◆ **Tarefas**:
[1] Responda com base no texto sobre a retrospectiva de León Ferrari:
(a) Que idade tem León Ferrari?
(b) Em que espaço de Buenos Aires a retrospectiva foi aberta?
(c) Quantas semanas antes do previsto a mostra foi encerrada?
[2] Reproduza sem alterações, no texto sobre a retrospectiva de León Ferrari, tudo o que vai de "Entre a CRUZ" até "bomba, polêmica nacional.".

◆ **Texto extraído**:
....................
Entre a CRUZ e a ESPADA

Divulgação/"Clarín"
Obra de León Ferrari exibida em Buenos Aires, em mostra que foi suspensa, depois de protestos e ameaças de bomba


SILVANA ARANTES
DA REPORTAGEM LOCAL

Obras destruídas, agressores detidos pela polícia, artista acusado de crime, ameaças de bomba, polêmica nacional.
Uma escalada de fatos aquém e além da dimensão artística perpassou a primeira retrospectiva realizada na Argentina da obra de León Ferrari, 85, considerado por boa parcela da crítica como o mais importante artista plástico vivo de seu país.
A reação apaixonada que a mostra despertou na Igreja Católica -cuja influência é o principal tema das reflexões e das críticas do artista- deverá ser um dos assuntos abordados por Ferrari em São Paulo, onde participa de debate sobre sua obra, no próximo domingo.
A retrospectiva de seus 50 anos de carreira (1954-2004) foi aberta no Centro Cultural Recoleta, em Buenos Aires, no final de 2004. Tinha a previsão de se estender até fevereiro passado. Mas acabou sendo encerrada duas semanas antes do previsto, a pedido do próprio Ferrari.
....................
[Entradas de um conjunto de dados]
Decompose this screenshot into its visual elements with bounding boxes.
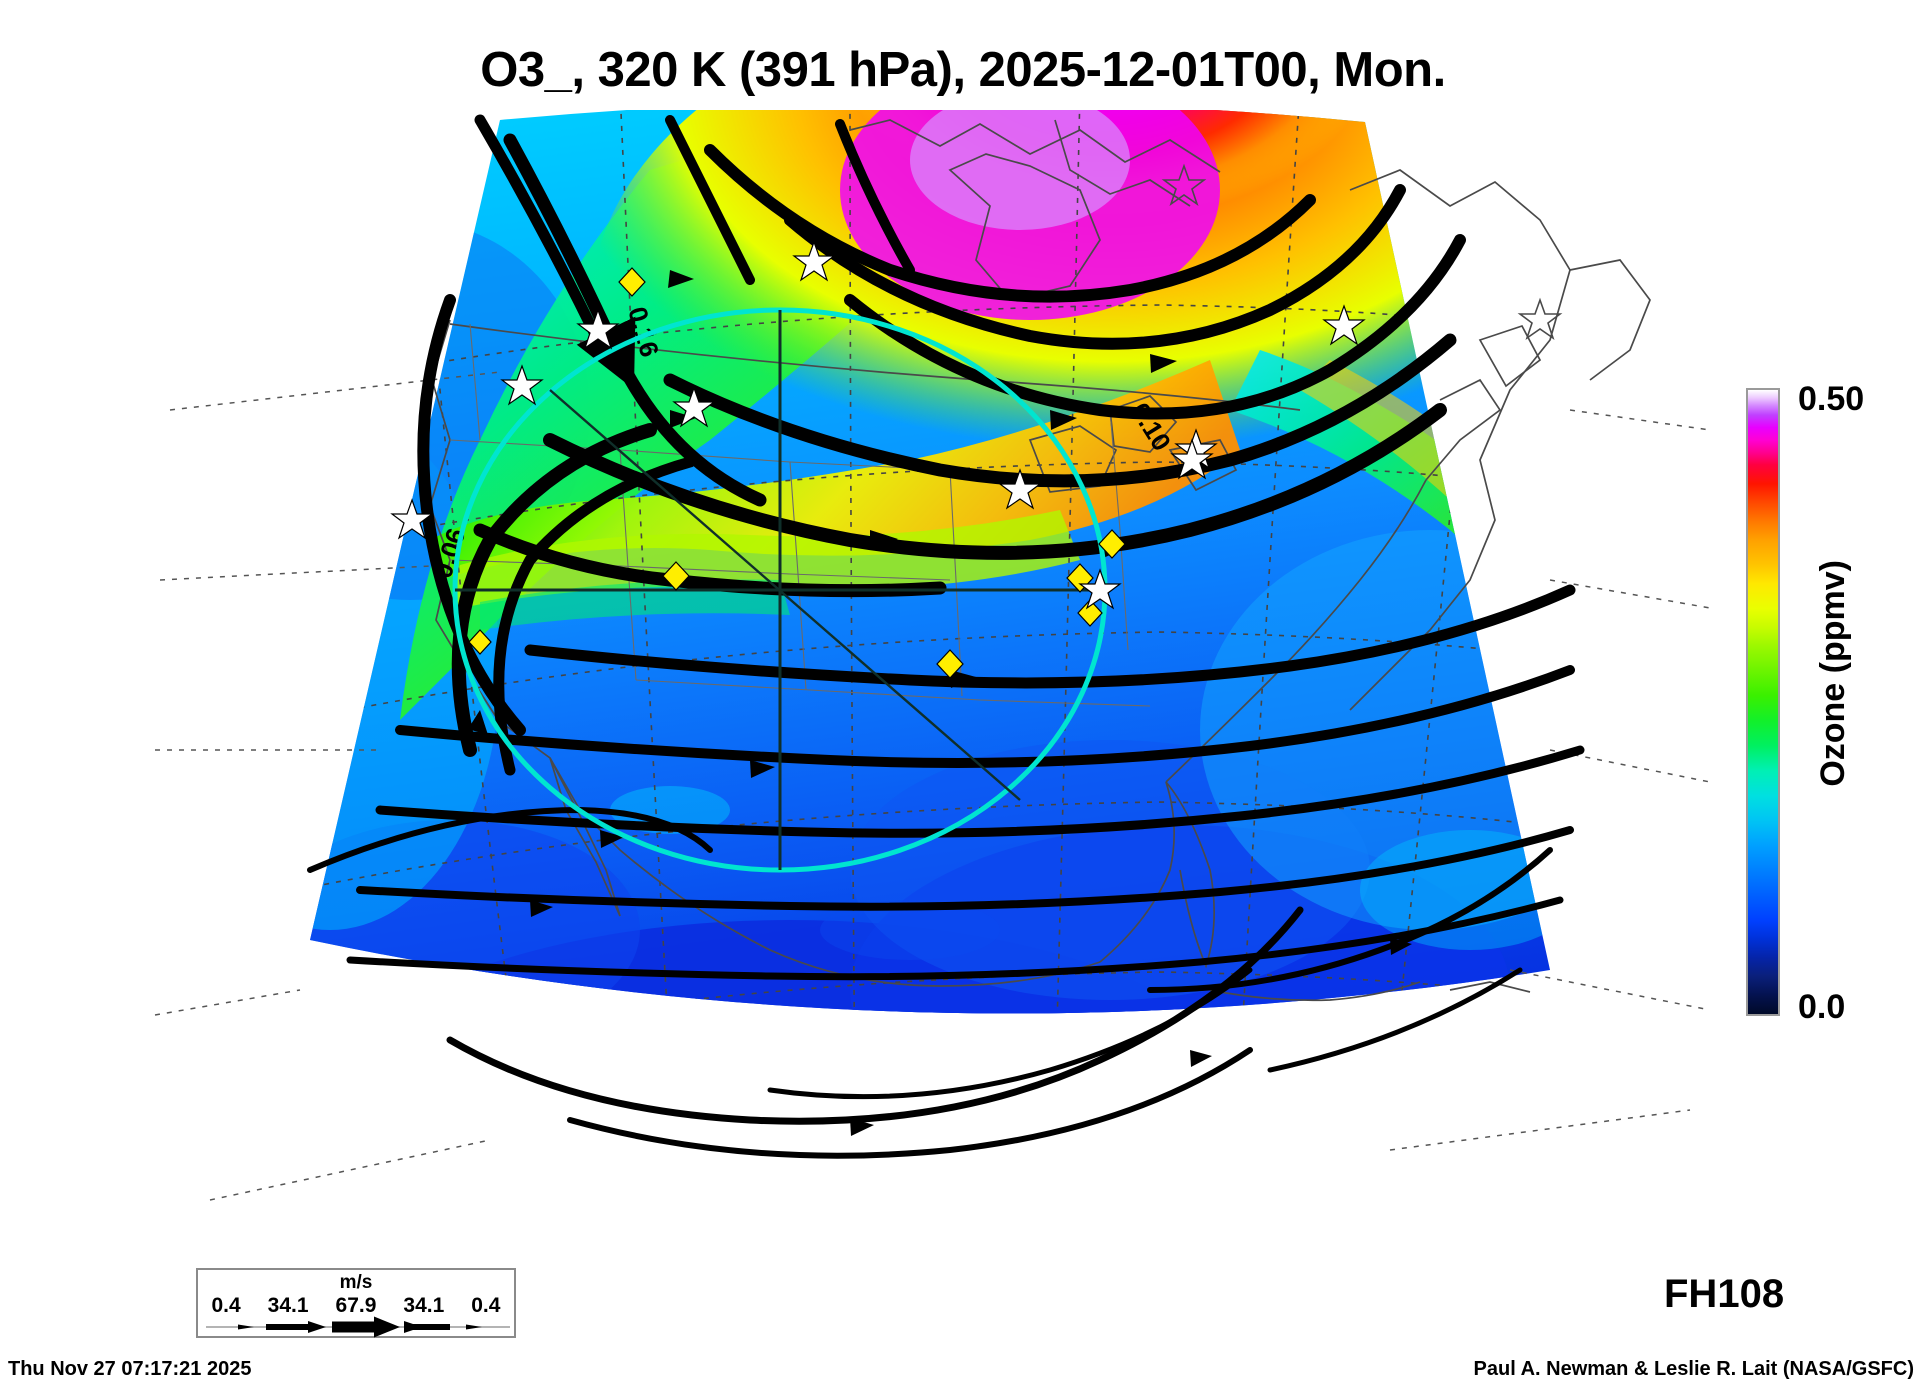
station-markers-star-east[interactable] [1170,304,1366,480]
wind-value-5: 0.4 [471,1294,501,1317]
station-markers-star[interactable] [390,240,1218,610]
wind-legend-values: 0.4 34.1 67.9 34.1 0.4 [198,1294,514,1318]
graticule-outside [154,371,1710,1201]
marker-star[interactable] [1078,568,1122,610]
station-markers-star-outline[interactable] [1161,163,1563,341]
marker-star[interactable] [1170,438,1214,480]
wind-speed-legend: m/s 0.4 34.1 67.9 34.1 0.4 [196,1268,516,1338]
marker-diamond[interactable] [936,649,964,679]
map-canvas[interactable]: 0.16 0.10 0.06 [150,110,1710,1250]
colorbar-axis-label: Ozone (ppmv) [1814,560,1852,787]
marker-star-outline[interactable] [1517,297,1563,341]
wind-arrow-scale [206,1316,510,1338]
wind-value-2: 34.1 [267,1294,309,1317]
marker-star[interactable] [792,240,836,282]
station-markers-diamond[interactable] [468,267,1126,679]
marker-diamond[interactable] [618,267,646,297]
marker-star[interactable] [390,498,434,540]
timestamp-label: Thu Nov 27 07:17:21 2025 [8,1358,252,1380]
colorbar-max-label: 0.50 [1798,380,1865,418]
marker-star-outline[interactable] [1161,163,1207,207]
marker-star[interactable] [576,308,620,350]
wind-units-label: m/s [339,1272,373,1293]
credit-label: Paul A. Newman & Leslie R. Lait (NASA/GS… [1473,1358,1914,1380]
marker-star[interactable] [672,386,716,428]
wind-value-3: 67.9 [335,1294,377,1317]
marker-star[interactable] [1322,304,1366,346]
map-panel[interactable]: 0.16 0.10 0.06 [150,110,1710,1250]
colorbar-gradient [1746,388,1780,1016]
marker-diamond[interactable] [468,629,492,655]
wind-value-4: 34.1 [403,1294,445,1317]
marker-star[interactable] [500,364,544,406]
forecast-hour-label: FH108 [1664,1272,1785,1316]
wind-value-1: 0.4 [211,1294,241,1317]
page-title: O3_, 320 K (391 hPa), 2025-12-01T00, Mon… [480,43,1446,97]
marker-diamond[interactable] [1077,599,1103,627]
marker-star[interactable] [998,468,1042,510]
roi-diagonal-axis [549,389,1021,801]
colorbar: 0.50 0.0 Ozone (ppmv) [1740,380,1926,1030]
colorbar-min-label: 0.0 [1798,988,1846,1026]
marker-diamond[interactable] [662,561,690,591]
marker-diamond[interactable] [1098,529,1126,559]
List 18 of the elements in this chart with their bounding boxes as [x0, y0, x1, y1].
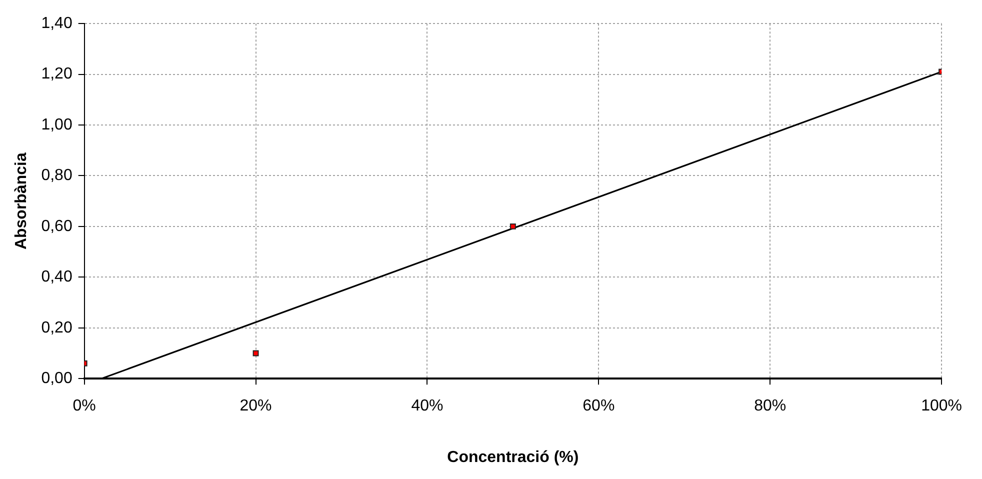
x-axis-title: Concentració (%) — [447, 448, 579, 466]
y-axis-title: Absorbància — [13, 152, 30, 250]
x-tick-label: 20% — [240, 398, 272, 415]
x-tick-label: 60% — [582, 398, 615, 415]
y-tick-label: 0,60 — [41, 218, 72, 235]
point — [252, 350, 259, 356]
y-tick-label: 1,00 — [41, 116, 72, 134]
y-tick-label: 0,00 — [41, 370, 72, 388]
y-tick-label: 0,40 — [41, 268, 72, 286]
x-tick-label: 80% — [754, 398, 786, 415]
y-tick-label: 1,20 — [41, 66, 72, 83]
y-tick-label: 1,40 — [41, 15, 72, 32]
point — [510, 223, 516, 230]
x-tick-label: 0% — [72, 398, 96, 415]
x-tick-label: 100% — [921, 398, 962, 415]
y-tick-label: 0,80 — [41, 167, 72, 184]
x-tick-label: 40% — [411, 398, 444, 415]
y-tick-label: 0,20 — [41, 319, 72, 336]
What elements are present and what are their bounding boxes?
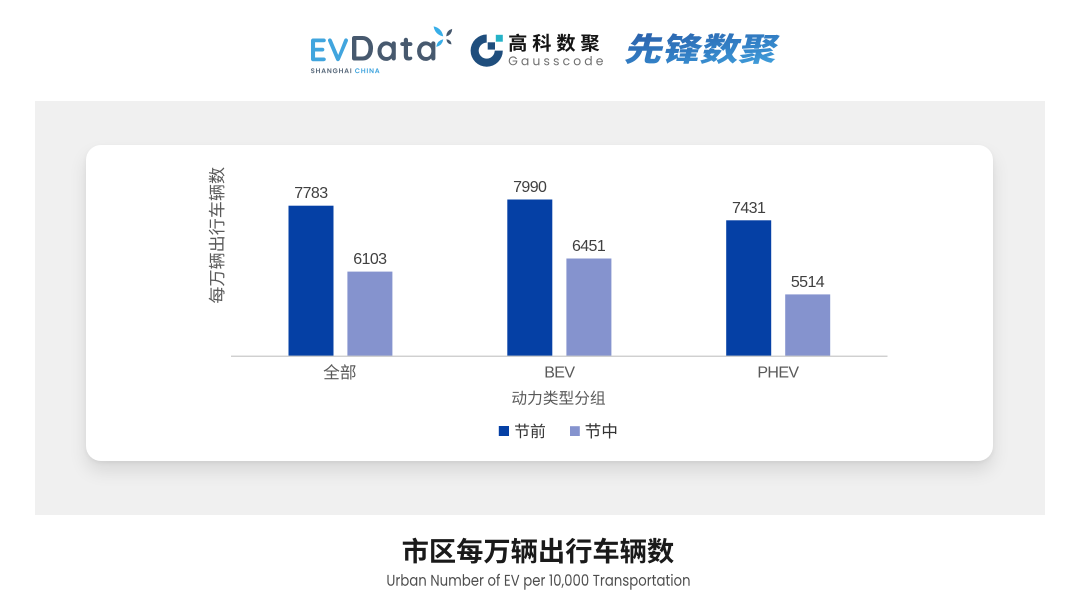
svg-text:6103: 6103 xyxy=(353,251,387,268)
svg-text:7431: 7431 xyxy=(732,200,766,217)
svg-text:6451: 6451 xyxy=(572,238,606,255)
svg-text:5514: 5514 xyxy=(791,274,825,291)
svg-text:7783: 7783 xyxy=(294,185,328,202)
svg-text:7990: 7990 xyxy=(513,179,547,196)
svg-text:PHEV: PHEV xyxy=(757,365,799,382)
svg-text:BEV: BEV xyxy=(544,365,575,382)
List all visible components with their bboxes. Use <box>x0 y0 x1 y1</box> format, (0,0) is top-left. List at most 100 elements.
....................
◆ **Respostas por tarefa**:
[1]
(a) 85 anos.
(b) No Centro Cultural Recoleta.
(c) Duas semanas.

[2]
Entre a CRUZ e a ESPADA

Divulgação/"Clarín"
Obra de León Ferrari exibida em Buenos Aires, em mostra que foi suspensa, depois de protestos e ameaças de bomba


SILVANA ARANTES
DA REPORTAGEM LOCAL

Obras destruídas, agressores detidos pela polícia, artista acusado de crime, ameaças de bomba, polêmica nacional.